◆ **Given exercise**: Give all the lines below again, exactly, with no pictures.

◆ **Given data**:
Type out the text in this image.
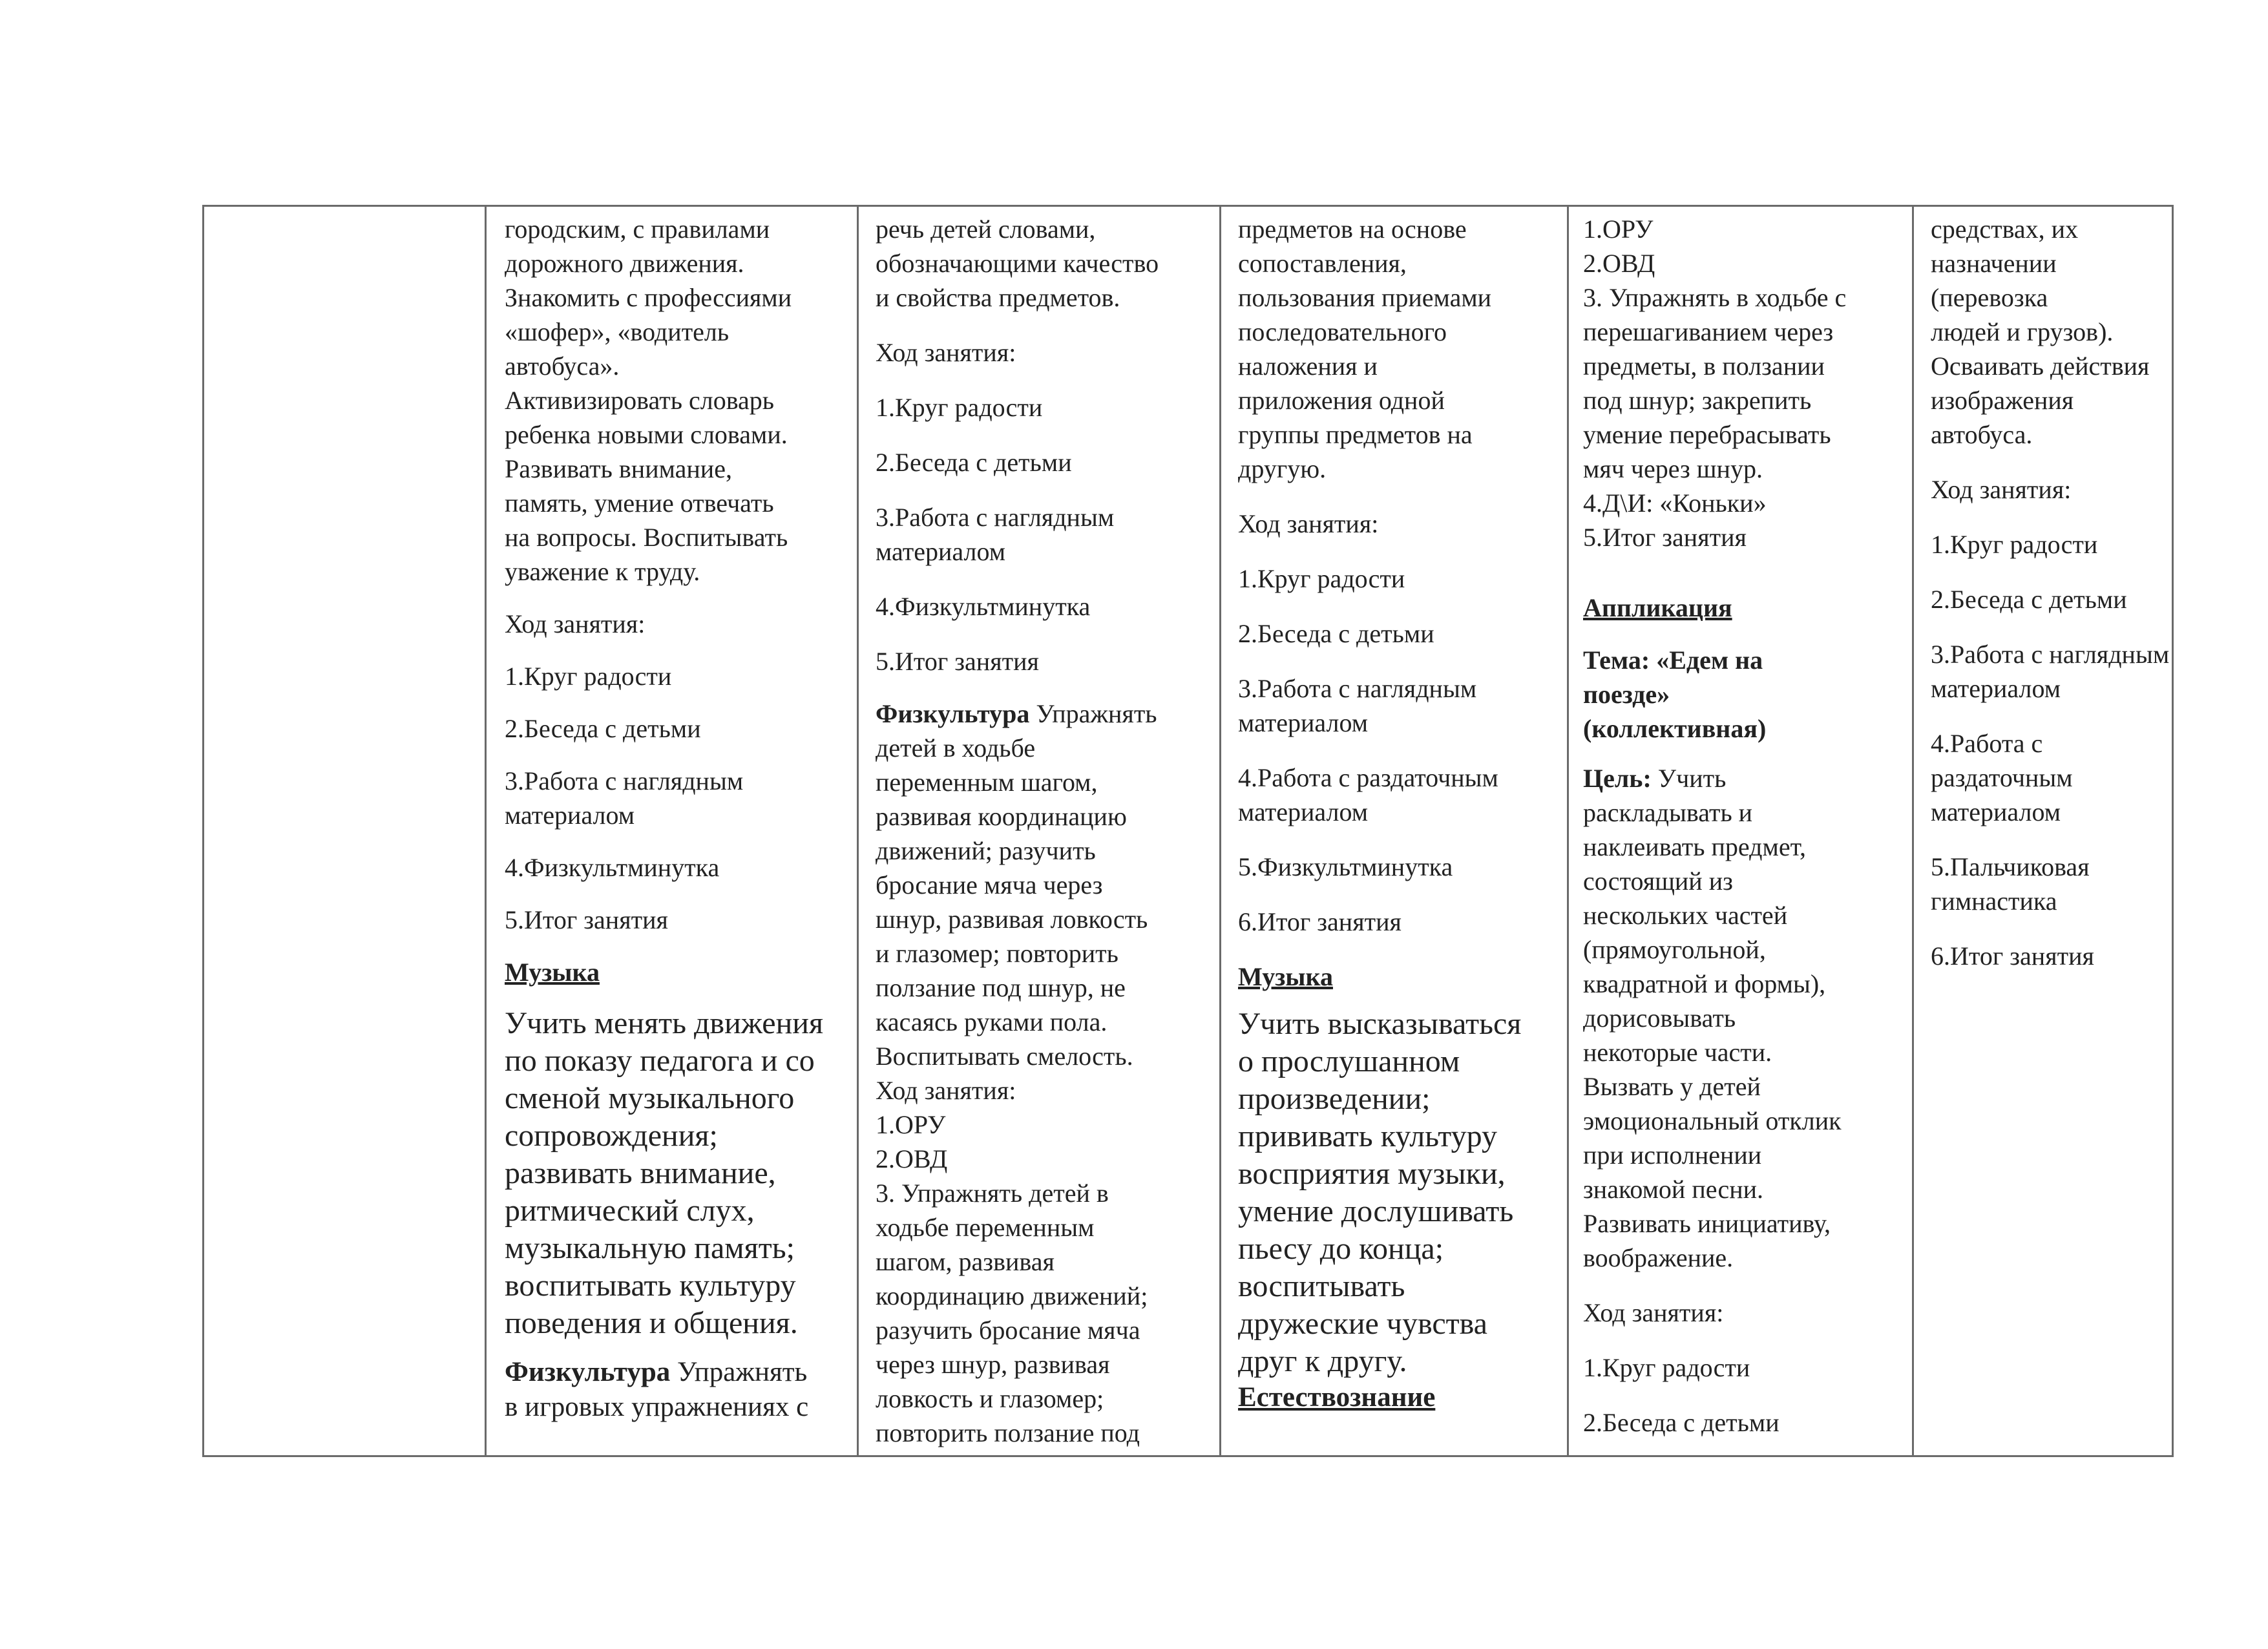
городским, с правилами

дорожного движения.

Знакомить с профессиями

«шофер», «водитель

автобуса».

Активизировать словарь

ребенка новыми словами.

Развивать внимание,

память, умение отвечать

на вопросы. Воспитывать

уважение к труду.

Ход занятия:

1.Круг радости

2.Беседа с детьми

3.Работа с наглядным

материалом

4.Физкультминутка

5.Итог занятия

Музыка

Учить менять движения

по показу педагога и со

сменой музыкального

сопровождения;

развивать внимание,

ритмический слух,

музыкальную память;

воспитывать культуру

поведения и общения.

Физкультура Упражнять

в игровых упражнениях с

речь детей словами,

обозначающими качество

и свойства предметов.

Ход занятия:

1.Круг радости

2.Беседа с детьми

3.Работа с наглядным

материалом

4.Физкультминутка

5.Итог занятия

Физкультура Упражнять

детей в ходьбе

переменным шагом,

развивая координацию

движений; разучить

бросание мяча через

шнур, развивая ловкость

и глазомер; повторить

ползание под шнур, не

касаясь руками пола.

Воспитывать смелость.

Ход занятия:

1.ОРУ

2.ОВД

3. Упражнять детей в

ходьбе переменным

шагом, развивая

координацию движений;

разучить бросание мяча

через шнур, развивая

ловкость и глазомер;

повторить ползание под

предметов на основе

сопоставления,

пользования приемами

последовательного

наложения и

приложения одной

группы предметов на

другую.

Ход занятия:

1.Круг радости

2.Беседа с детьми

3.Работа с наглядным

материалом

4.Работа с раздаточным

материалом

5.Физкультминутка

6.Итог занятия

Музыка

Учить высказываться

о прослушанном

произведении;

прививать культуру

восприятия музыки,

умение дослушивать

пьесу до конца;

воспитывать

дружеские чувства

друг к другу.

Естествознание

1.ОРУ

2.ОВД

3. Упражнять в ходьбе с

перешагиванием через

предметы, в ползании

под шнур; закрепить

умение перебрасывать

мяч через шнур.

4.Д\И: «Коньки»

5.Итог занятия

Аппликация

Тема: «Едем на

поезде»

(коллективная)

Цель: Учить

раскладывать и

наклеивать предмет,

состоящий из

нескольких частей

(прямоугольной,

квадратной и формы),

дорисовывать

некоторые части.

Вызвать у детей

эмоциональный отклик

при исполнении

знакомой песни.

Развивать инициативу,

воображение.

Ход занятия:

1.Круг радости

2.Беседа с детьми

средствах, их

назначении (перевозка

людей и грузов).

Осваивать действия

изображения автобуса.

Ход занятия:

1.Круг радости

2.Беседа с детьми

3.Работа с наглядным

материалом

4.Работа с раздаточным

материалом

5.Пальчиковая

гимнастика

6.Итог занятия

◆ **Exercise answer**:
Type out the text in this image.
городским, с правилами

дорожного движения.

Знакомить с профессиями

«шофер», «водитель

автобуса».

Активизировать словарь

ребенка новыми словами.

Развивать внимание,

память, умение отвечать

на вопросы. Воспитывать

уважение к труду.

Ход занятия:

1.Круг радости

2.Беседа с детьми

3.Работа с наглядным

материалом

4.Физкультминутка

5.Итог занятия

Музыка

Учить менять движения

по показу педагога и со

сменой музыкального

сопровождения;

развивать внимание,

ритмический слух,

музыкальную память;

воспитывать культуру

поведения и общения.

Физкультура Упражнять

в игровых упражнениях с

речь детей словами,

обозначающими качество

и свойства предметов.

Ход занятия:

1.Круг радости

2.Беседа с детьми

3.Работа с наглядным

материалом

4.Физкультминутка

5.Итог занятия

Физкультура Упражнять

детей в ходьбе

переменным шагом,

развивая координацию

движений; разучить

бросание мяча через

шнур, развивая ловкость

и глазомер; повторить

ползание под шнур, не

касаясь руками пола.

Воспитывать смелость.

Ход занятия:

1.ОРУ

2.ОВД

3. Упражнять детей в

ходьбе переменным

шагом, развивая

координацию движений;

разучить бросание мяча

через шнур, развивая

ловкость и глазомер;

повторить ползание под

предметов на основе

сопоставления,

пользования приемами

последовательного

наложения и

приложения одной

группы предметов на

другую.

Ход занятия:

1.Круг радости

2.Беседа с детьми

3.Работа с наглядным

материалом

4.Работа с раздаточным

материалом

5.Физкультминутка

6.Итог занятия

Музыка

Учить высказываться

о прослушанном

произведении;

прививать культуру

восприятия музыки,

умение дослушивать

пьесу до конца;

воспитывать

дружеские чувства

друг к другу.

Естествознание

1.ОРУ

2.ОВД

3. Упражнять в ходьбе с

перешагиванием через

предметы, в ползании

под шнур; закрепить

умение перебрасывать

мяч через шнур.

4.Д\И: «Коньки»

5.Итог занятия

Аппликация

Тема: «Едем на

поезде»

(коллективная)

Цель: Учить

раскладывать и

наклеивать предмет,

состоящий из

нескольких частей

(прямоугольной,

квадратной и формы),

дорисовывать

некоторые части.

Вызвать у детей

эмоциональный отклик

при исполнении

знакомой песни.

Развивать инициативу,

воображение.

Ход занятия:

1.Круг радости

2.Беседа с детьми

средствах, их

назначении (перевозка

людей и грузов).

Осваивать действия

изображения автобуса.

Ход занятия:

1.Круг радости

2.Беседа с детьми

3.Работа с наглядным

материалом

4.Работа с раздаточным

материалом

5.Пальчиковая

гимнастика

6.Итог занятия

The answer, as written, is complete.